▶ WORK TO DO: Copy out each line that has "JSON" in it.

───── GIVEN RECORDS

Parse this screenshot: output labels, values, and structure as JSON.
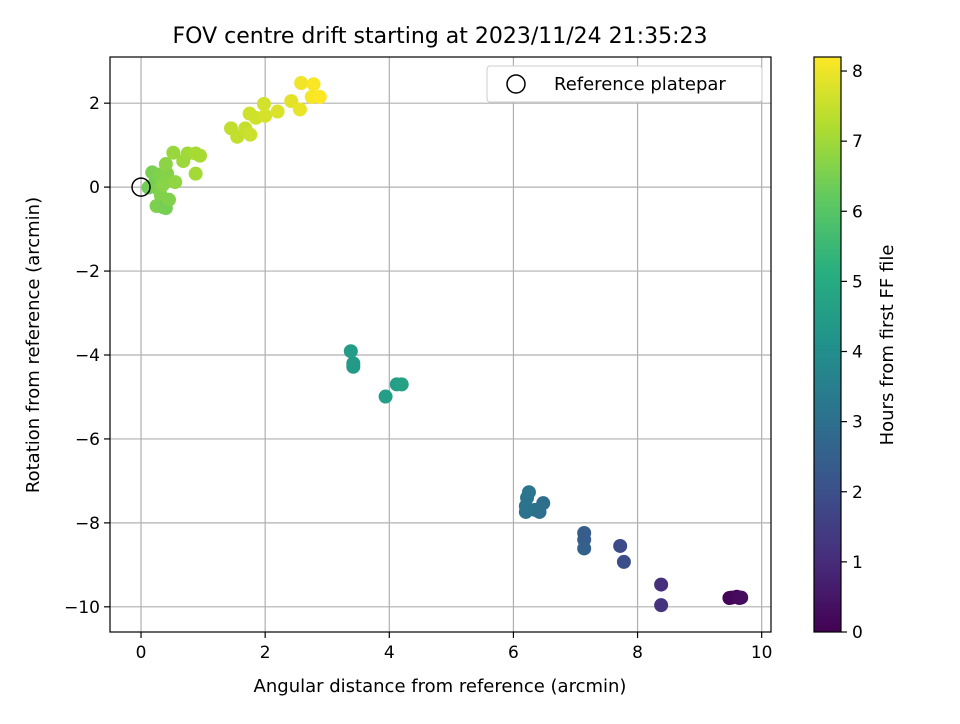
{
  "chart_data": {
    "type": "scatter",
    "title": "FOV centre drift starting at 2023/11/24 21:35:23",
    "xlabel": "Angular distance from reference (arcmin)",
    "ylabel": "Rotation from reference (arcmin)",
    "xlim": [
      -0.5,
      10.15
    ],
    "ylim": [
      -10.6,
      3.1
    ],
    "x_ticks": [
      0,
      2,
      4,
      6,
      8,
      10
    ],
    "x_tick_labels": [
      "0",
      "2",
      "4",
      "6",
      "8",
      "10"
    ],
    "y_ticks": [
      -10,
      -8,
      -6,
      -4,
      -2,
      0,
      2
    ],
    "y_tick_labels": [
      "−10",
      "−8",
      "−6",
      "−4",
      "−2",
      "0",
      "2"
    ],
    "grid": true,
    "legend": {
      "position": "top-right",
      "label": "Reference platepar"
    },
    "reference_point": {
      "x": 0,
      "y": 0
    },
    "colorbar": {
      "label": "Hours from first FF file",
      "range": [
        0,
        8.2
      ],
      "ticks": [
        0,
        1,
        2,
        3,
        4,
        5,
        6,
        7,
        8
      ],
      "tick_labels": [
        "0",
        "1",
        "2",
        "3",
        "4",
        "5",
        "6",
        "7",
        "8"
      ],
      "colormap": "viridis"
    },
    "points": [
      {
        "x": 9.48,
        "y": -9.79,
        "c": 0.05
      },
      {
        "x": 9.52,
        "y": -9.78,
        "c": 0.1
      },
      {
        "x": 9.6,
        "y": -9.76,
        "c": 0.15
      },
      {
        "x": 9.64,
        "y": -9.79,
        "c": 0.2
      },
      {
        "x": 9.67,
        "y": -9.78,
        "c": 0.25
      },
      {
        "x": 8.38,
        "y": -9.47,
        "c": 1.1
      },
      {
        "x": 8.38,
        "y": -9.96,
        "c": 1.2
      },
      {
        "x": 7.72,
        "y": -8.55,
        "c": 1.85
      },
      {
        "x": 7.78,
        "y": -8.93,
        "c": 1.95
      },
      {
        "x": 7.14,
        "y": -8.24,
        "c": 2.4
      },
      {
        "x": 7.14,
        "y": -8.4,
        "c": 2.45
      },
      {
        "x": 7.14,
        "y": -8.61,
        "c": 2.5
      },
      {
        "x": 6.48,
        "y": -7.53,
        "c": 2.9
      },
      {
        "x": 6.42,
        "y": -7.74,
        "c": 2.95
      },
      {
        "x": 6.35,
        "y": -7.69,
        "c": 3.0
      },
      {
        "x": 6.2,
        "y": -7.74,
        "c": 3.05
      },
      {
        "x": 6.2,
        "y": -7.6,
        "c": 3.1
      },
      {
        "x": 6.22,
        "y": -7.4,
        "c": 3.15
      },
      {
        "x": 6.25,
        "y": -7.27,
        "c": 3.2
      },
      {
        "x": 3.38,
        "y": -3.91,
        "c": 4.5
      },
      {
        "x": 3.42,
        "y": -4.2,
        "c": 4.45
      },
      {
        "x": 3.42,
        "y": -4.28,
        "c": 4.4
      },
      {
        "x": 3.94,
        "y": -4.99,
        "c": 4.55
      },
      {
        "x": 4.12,
        "y": -4.7,
        "c": 4.6
      },
      {
        "x": 4.2,
        "y": -4.7,
        "c": 4.65
      },
      {
        "x": 0.12,
        "y": -0.01,
        "c": 6.4
      },
      {
        "x": 0.22,
        "y": 0.1,
        "c": 6.45
      },
      {
        "x": 0.18,
        "y": 0.35,
        "c": 6.5
      },
      {
        "x": 0.28,
        "y": -0.05,
        "c": 6.55
      },
      {
        "x": 0.32,
        "y": -0.2,
        "c": 6.6
      },
      {
        "x": 0.25,
        "y": -0.45,
        "c": 6.55
      },
      {
        "x": 0.36,
        "y": -0.48,
        "c": 6.5
      },
      {
        "x": 0.4,
        "y": -0.5,
        "c": 6.45
      },
      {
        "x": 0.3,
        "y": 0.3,
        "c": 6.6
      },
      {
        "x": 0.42,
        "y": 0.32,
        "c": 6.65
      },
      {
        "x": 0.45,
        "y": -0.3,
        "c": 6.6
      },
      {
        "x": 0.35,
        "y": 0.05,
        "c": 6.7
      },
      {
        "x": 0.4,
        "y": 0.55,
        "c": 6.75
      },
      {
        "x": 0.55,
        "y": 0.12,
        "c": 6.8
      },
      {
        "x": 0.52,
        "y": 0.82,
        "c": 6.9
      },
      {
        "x": 0.68,
        "y": 0.62,
        "c": 6.95
      },
      {
        "x": 0.75,
        "y": 0.8,
        "c": 7.0
      },
      {
        "x": 0.88,
        "y": 0.32,
        "c": 7.05
      },
      {
        "x": 0.88,
        "y": 0.8,
        "c": 7.1
      },
      {
        "x": 0.95,
        "y": 0.75,
        "c": 7.1
      },
      {
        "x": 1.45,
        "y": 1.4,
        "c": 7.4
      },
      {
        "x": 1.55,
        "y": 1.2,
        "c": 7.45
      },
      {
        "x": 1.68,
        "y": 1.4,
        "c": 7.5
      },
      {
        "x": 1.76,
        "y": 1.25,
        "c": 7.55
      },
      {
        "x": 1.75,
        "y": 1.75,
        "c": 7.6
      },
      {
        "x": 1.85,
        "y": 1.65,
        "c": 7.6
      },
      {
        "x": 1.98,
        "y": 1.98,
        "c": 7.65
      },
      {
        "x": 2.0,
        "y": 1.7,
        "c": 7.7
      },
      {
        "x": 2.2,
        "y": 1.8,
        "c": 7.75
      },
      {
        "x": 2.42,
        "y": 2.05,
        "c": 7.85
      },
      {
        "x": 2.56,
        "y": 1.85,
        "c": 7.95
      },
      {
        "x": 2.58,
        "y": 2.48,
        "c": 8.05
      },
      {
        "x": 2.75,
        "y": 2.15,
        "c": 8.1
      },
      {
        "x": 2.78,
        "y": 2.45,
        "c": 8.15
      },
      {
        "x": 2.88,
        "y": 2.15,
        "c": 8.2
      }
    ]
  }
}
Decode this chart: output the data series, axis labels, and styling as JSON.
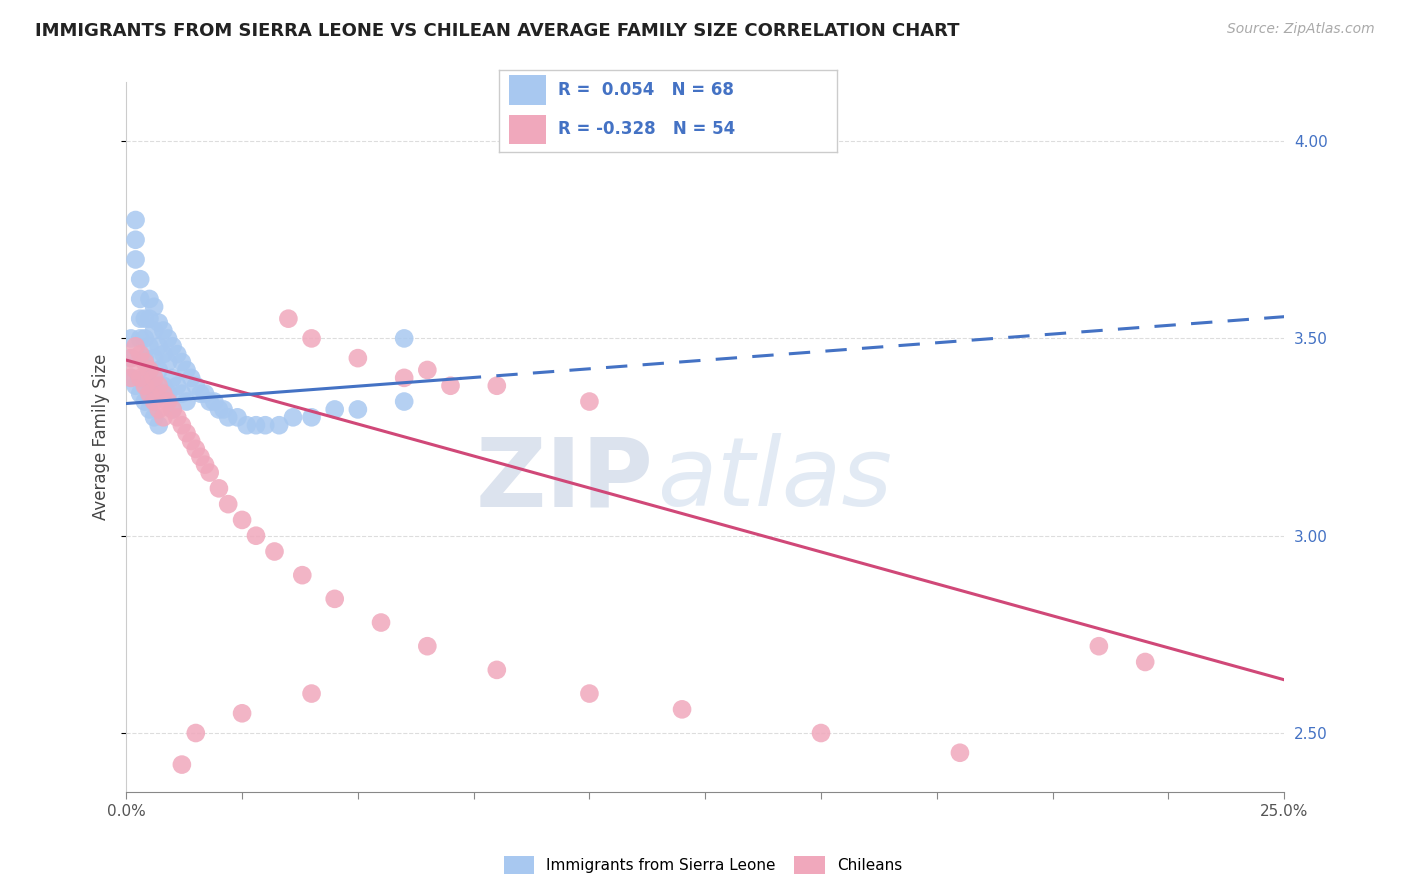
{
  "title": "IMMIGRANTS FROM SIERRA LEONE VS CHILEAN AVERAGE FAMILY SIZE CORRELATION CHART",
  "source": "Source: ZipAtlas.com",
  "ylabel": "Average Family Size",
  "series1_label": "Immigrants from Sierra Leone",
  "series2_label": "Chileans",
  "series1_R": "0.054",
  "series1_N": "68",
  "series2_R": "-0.328",
  "series2_N": "54",
  "series1_color": "#a8c8f0",
  "series2_color": "#f0a8bc",
  "line1_color": "#4472c4",
  "line2_color": "#d04878",
  "xlim": [
    0.0,
    0.25
  ],
  "ylim": [
    2.35,
    4.15
  ],
  "yticks": [
    2.5,
    3.0,
    3.5,
    4.0
  ],
  "background_color": "#ffffff",
  "watermark_zip": "ZIP",
  "watermark_atlas": "atlas",
  "grid_color": "#dddddd",
  "title_fontsize": 13,
  "axis_label_fontsize": 12,
  "tick_fontsize": 11,
  "legend_fontsize": 11,
  "source_fontsize": 10,
  "marker_size": 180,
  "line_width": 2.2,
  "line1_x0": 0.0,
  "line1_solid_end": 0.072,
  "line1_x1": 0.25,
  "line1_y0": 3.335,
  "line1_y1": 3.555,
  "line2_x0": 0.0,
  "line2_x1": 0.25,
  "line2_y0": 3.445,
  "line2_y1": 2.635,
  "s1_x": [
    0.001,
    0.001,
    0.002,
    0.002,
    0.002,
    0.003,
    0.003,
    0.003,
    0.003,
    0.004,
    0.004,
    0.004,
    0.004,
    0.005,
    0.005,
    0.005,
    0.005,
    0.005,
    0.006,
    0.006,
    0.006,
    0.006,
    0.007,
    0.007,
    0.007,
    0.007,
    0.008,
    0.008,
    0.008,
    0.009,
    0.009,
    0.009,
    0.01,
    0.01,
    0.01,
    0.011,
    0.011,
    0.012,
    0.012,
    0.013,
    0.013,
    0.014,
    0.015,
    0.016,
    0.017,
    0.018,
    0.019,
    0.02,
    0.021,
    0.022,
    0.024,
    0.026,
    0.028,
    0.03,
    0.033,
    0.036,
    0.04,
    0.045,
    0.05,
    0.06,
    0.001,
    0.002,
    0.003,
    0.004,
    0.005,
    0.006,
    0.007,
    0.06
  ],
  "s1_y": [
    3.5,
    3.45,
    3.8,
    3.75,
    3.7,
    3.65,
    3.6,
    3.55,
    3.5,
    3.55,
    3.5,
    3.45,
    3.4,
    3.6,
    3.55,
    3.48,
    3.42,
    3.35,
    3.58,
    3.52,
    3.45,
    3.38,
    3.54,
    3.48,
    3.42,
    3.36,
    3.52,
    3.46,
    3.38,
    3.5,
    3.44,
    3.36,
    3.48,
    3.4,
    3.32,
    3.46,
    3.38,
    3.44,
    3.36,
    3.42,
    3.34,
    3.4,
    3.38,
    3.36,
    3.36,
    3.34,
    3.34,
    3.32,
    3.32,
    3.3,
    3.3,
    3.28,
    3.28,
    3.28,
    3.28,
    3.3,
    3.3,
    3.32,
    3.32,
    3.34,
    3.4,
    3.38,
    3.36,
    3.34,
    3.32,
    3.3,
    3.28,
    3.5
  ],
  "s2_x": [
    0.001,
    0.001,
    0.002,
    0.002,
    0.003,
    0.003,
    0.004,
    0.004,
    0.005,
    0.005,
    0.006,
    0.006,
    0.007,
    0.007,
    0.008,
    0.008,
    0.009,
    0.01,
    0.011,
    0.012,
    0.013,
    0.014,
    0.015,
    0.016,
    0.017,
    0.018,
    0.02,
    0.022,
    0.025,
    0.028,
    0.032,
    0.038,
    0.045,
    0.055,
    0.065,
    0.08,
    0.1,
    0.12,
    0.15,
    0.18,
    0.21,
    0.22,
    0.065,
    0.08,
    0.1,
    0.035,
    0.04,
    0.05,
    0.06,
    0.07,
    0.04,
    0.025,
    0.015,
    0.012
  ],
  "s2_y": [
    3.45,
    3.4,
    3.48,
    3.42,
    3.46,
    3.4,
    3.44,
    3.38,
    3.42,
    3.36,
    3.4,
    3.34,
    3.38,
    3.32,
    3.36,
    3.3,
    3.34,
    3.32,
    3.3,
    3.28,
    3.26,
    3.24,
    3.22,
    3.2,
    3.18,
    3.16,
    3.12,
    3.08,
    3.04,
    3.0,
    2.96,
    2.9,
    2.84,
    2.78,
    2.72,
    2.66,
    2.6,
    2.56,
    2.5,
    2.45,
    2.72,
    2.68,
    3.42,
    3.38,
    3.34,
    3.55,
    3.5,
    3.45,
    3.4,
    3.38,
    2.6,
    2.55,
    2.5,
    2.42
  ]
}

──────────

▶ TASK OUTPUT:
Parse this screenshot: output labels, values, and structure as JSON.
Decode this chart: output the data series, axis labels, and styling as JSON.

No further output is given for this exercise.